> MATERIAL PROVIDED

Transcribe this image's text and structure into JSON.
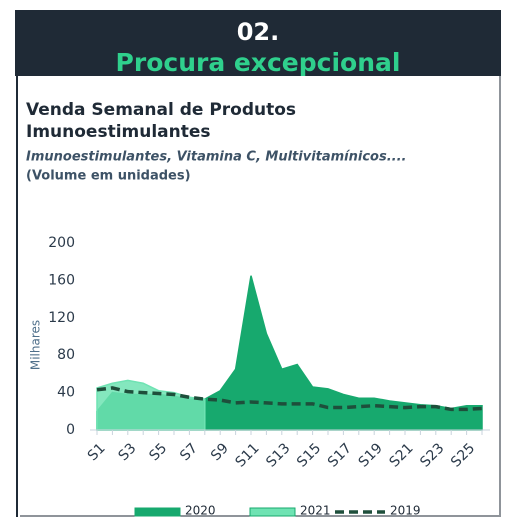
{
  "header": {
    "number": "02.",
    "title": "Procura excepcional"
  },
  "chart_data": {
    "type": "line",
    "title_lines": [
      "Venda Semanal de Produtos",
      "Imunoestimulantes"
    ],
    "subtitle": "Imunoestimulantes, Vitamina C, Multivitamínicos....",
    "note": "(Volume em unidades)",
    "y_label": "Milhares",
    "categories": [
      "S1",
      null,
      "S3",
      null,
      "S5",
      null,
      "S7",
      null,
      "S9",
      null,
      "S11",
      null,
      "S13",
      null,
      "S15",
      null,
      "S17",
      null,
      "S19",
      null,
      "S21",
      null,
      "S23",
      null,
      "S25",
      null
    ],
    "series": [
      {
        "name": "2020",
        "color": "#17a96e",
        "filled": true,
        "dashed": false,
        "values": [
          20,
          40,
          38,
          38,
          38,
          36,
          33,
          33,
          42,
          65,
          165,
          103,
          65,
          70,
          46,
          44,
          38,
          34,
          34,
          31,
          29,
          27,
          26,
          23,
          26,
          26
        ]
      },
      {
        "name": "2021",
        "color": "#6fe3b3",
        "filled": true,
        "dashed": false,
        "values": [
          45,
          50,
          53,
          50,
          42,
          40,
          35,
          33,
          null,
          null,
          null,
          null,
          null,
          null,
          null,
          null,
          null,
          null,
          null,
          null,
          null,
          null,
          null,
          null,
          null,
          null
        ]
      },
      {
        "name": "2019",
        "color": "#1e4f3b",
        "filled": false,
        "dashed": true,
        "values": [
          43,
          45,
          41,
          40,
          39,
          38,
          35,
          33,
          32,
          29,
          30,
          29,
          28,
          28,
          28,
          24,
          24,
          25,
          26,
          25,
          24,
          25,
          25,
          22,
          22,
          23
        ]
      }
    ],
    "ylim": [
      0,
      200
    ],
    "yticks": [
      0,
      40,
      80,
      120,
      160,
      200
    ],
    "grid": false,
    "legend": "bottom"
  }
}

> THE EXERCISE
Find the lines above that contain the word "false" and collect them.

> EXPECTED ANSWER
        "dashed": false,
        "dashed": false,
        "filled": false,
    "grid": false,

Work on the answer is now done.